## begin RECORDS TO USE
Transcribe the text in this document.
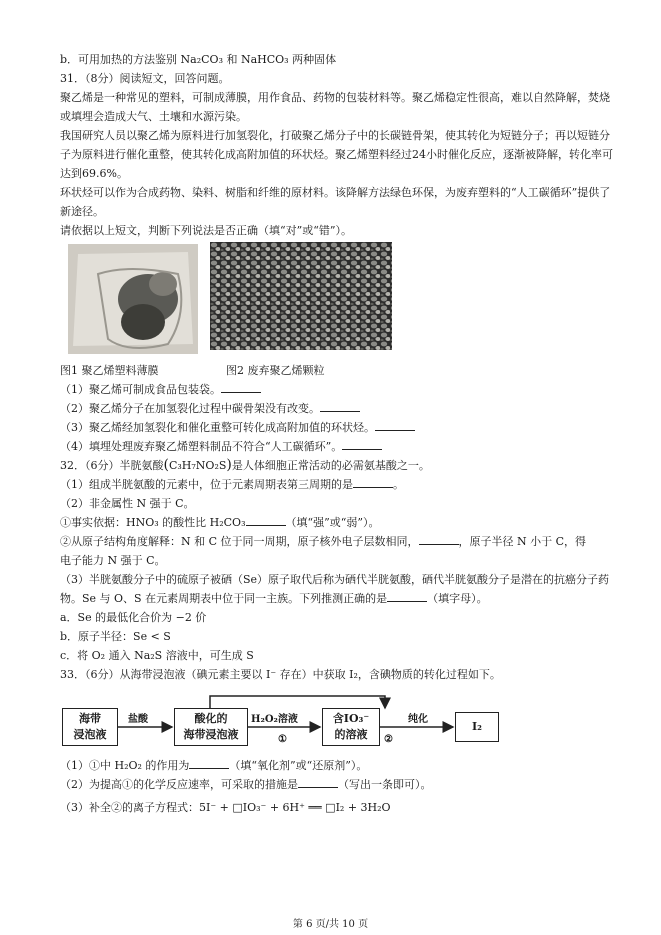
b．可用加热的方法鉴别 Na₂CO₃ 和 NaHCO₃ 两种固体
31．（8分）阅读短文，回答问题。
聚乙烯是一种常见的塑料，可制成薄膜，用作食品、药物的包装材料等。聚乙烯稳定性很高，难以自然降解，焚烧或填埋会造成大气、土壤和水源污染。
我国研究人员以聚乙烯为原料进行加氢裂化，打破聚乙烯分子中的长碳链骨架，使其转化为短链分子；再以短链分子为原料进行催化重整，使其转化成高附加值的环状烃。聚乙烯塑料经过24小时催化反应，逐渐被降解，转化率可达到69.6%。
环状烃可以作为合成药物、染料、树脂和纤维的原材料。该降解方法绿色环保，为废弃塑料的“人工碳循环”提供了新途径。
请依据以上短文，判断下列说法是否正确（填“对”或“错”）。
图1 聚乙烯塑料薄膜	图2 废弃聚乙烯颗粒
（1）聚乙烯可制成食品包装袋。
（2）聚乙烯分子在加氢裂化过程中碳骨架没有改变。
（3）聚乙烯经加氢裂化和催化重整可转化成高附加值的环状烃。
（4）填埋处理废弃聚乙烯塑料制品不符合“人工碳循环”。
32．（6分）半胱氨酸(C₃H₇NO₂S)是人体细胞正常活动的必需氨基酸之一。
（1）组成半胱氨酸的元素中，位于元素周期表第三周期的是	。
（2）非金属性 N 强于 C。
①事实依据：HNO₃ 的酸性比 H₂CO₃	（填“强”或“弱”）。
②从原子结构角度解释：N 和 C 位于同一周期，原子核外电子层数相同，	，原子半径 N 小于 C，得
电子能力 N 强于 C。
（3）半胱氨酸分子中的硫原子被硒（Se）原子取代后称为硒代半胱氨酸，硒代半胱氨酸分子是潜在的抗癌分子药物。Se 与 O、S 在元素周期表中位于同一主族。下列推测正确的是	（填字母）。
a．Se 的最低化合价为 −2 价
b．原子半径：Se < S
c．将 O₂ 通入 Na₂S 溶液中，可生成 S
33．（6分）从海带浸泡液（碘元素主要以 I⁻ 存在）中获取 I₂，含碘物质的转化过程如下。
海带
浸泡液
盐酸	酸化的
海带浸泡液
H₂O₂溶液
①
含IO₃⁻
的溶液 ②
纯化
I₂
（1）①中 H₂O₂ 的作用为	（填“氧化剂”或“还原剂”）。
（2）为提高①的化学反应速率，可采取的措施是	（写出一条即可）。
（3）补全②的离子方程式：5I⁻ + □IO₃⁻ + 6H⁺ ══ □I₂ + 3H₂O
第 6 页/共 10 页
## end RECORDS TO USE
Repeat every record above exactly, but leave out any pictures.

TASK RESULT
Transcribe the text in this document.
b．可用加热的方法鉴别 Na₂CO₃ 和 NaHCO₃ 两种固体
31．（8分）阅读短文，回答问题。
聚乙烯是一种常见的塑料，可制成薄膜，用作食品、药物的包装材料等。聚乙烯稳定性很高，难以自然降解，焚烧或填埋会造成大气、土壤和水源污染。
我国研究人员以聚乙烯为原料进行加氢裂化，打破聚乙烯分子中的长碳链骨架，使其转化为短链分子；再以短链分子为原料进行催化重整，使其转化成高附加值的环状烃。聚乙烯塑料经过24小时催化反应，逐渐被降解，转化率可达到69.6%。
环状烃可以作为合成药物、染料、树脂和纤维的原材料。该降解方法绿色环保，为废弃塑料的“人工碳循环”提供了新途径。
请依据以上短文，判断下列说法是否正确（填“对”或“错”）。
图1 聚乙烯塑料薄膜	图2 废弃聚乙烯颗粒
（1）聚乙烯可制成食品包装袋。
（2）聚乙烯分子在加氢裂化过程中碳骨架没有改变。
（3）聚乙烯经加氢裂化和催化重整可转化成高附加值的环状烃。
（4）填埋处理废弃聚乙烯塑料制品不符合“人工碳循环”。
32．（6分）半胱氨酸(C₃H₇NO₂S)是人体细胞正常活动的必需氨基酸之一。
（1）组成半胱氨酸的元素中，位于元素周期表第三周期的是	。
（2）非金属性 N 强于 C。
①事实依据：HNO₃ 的酸性比 H₂CO₃	（填“强”或“弱”）。
②从原子结构角度解释：N 和 C 位于同一周期，原子核外电子层数相同，	，原子半径 N 小于 C，得
电子能力 N 强于 C。
（3）半胱氨酸分子中的硫原子被硒（Se）原子取代后称为硒代半胱氨酸，硒代半胱氨酸分子是潜在的抗癌分子药物。Se 与 O、S 在元素周期表中位于同一主族。下列推测正确的是	（填字母）。
a．Se 的最低化合价为 −2 价
b．原子半径：Se < S
c．将 O₂ 通入 Na₂S 溶液中，可生成 S
33．（6分）从海带浸泡液（碘元素主要以 I⁻ 存在）中获取 I₂，含碘物质的转化过程如下。
海带
浸泡液
盐酸	酸化的
海带浸泡液
H₂O₂溶液
①
含IO₃⁻
的溶液 ②
纯化
I₂
（1）①中 H₂O₂ 的作用为	（填“氧化剂”或“还原剂”）。
（2）为提高①的化学反应速率，可采取的措施是	（写出一条即可）。
（3）补全②的离子方程式：5I⁻ + □IO₃⁻ + 6H⁺ ══ □I₂ + 3H₂O
第 6 页/共 10 页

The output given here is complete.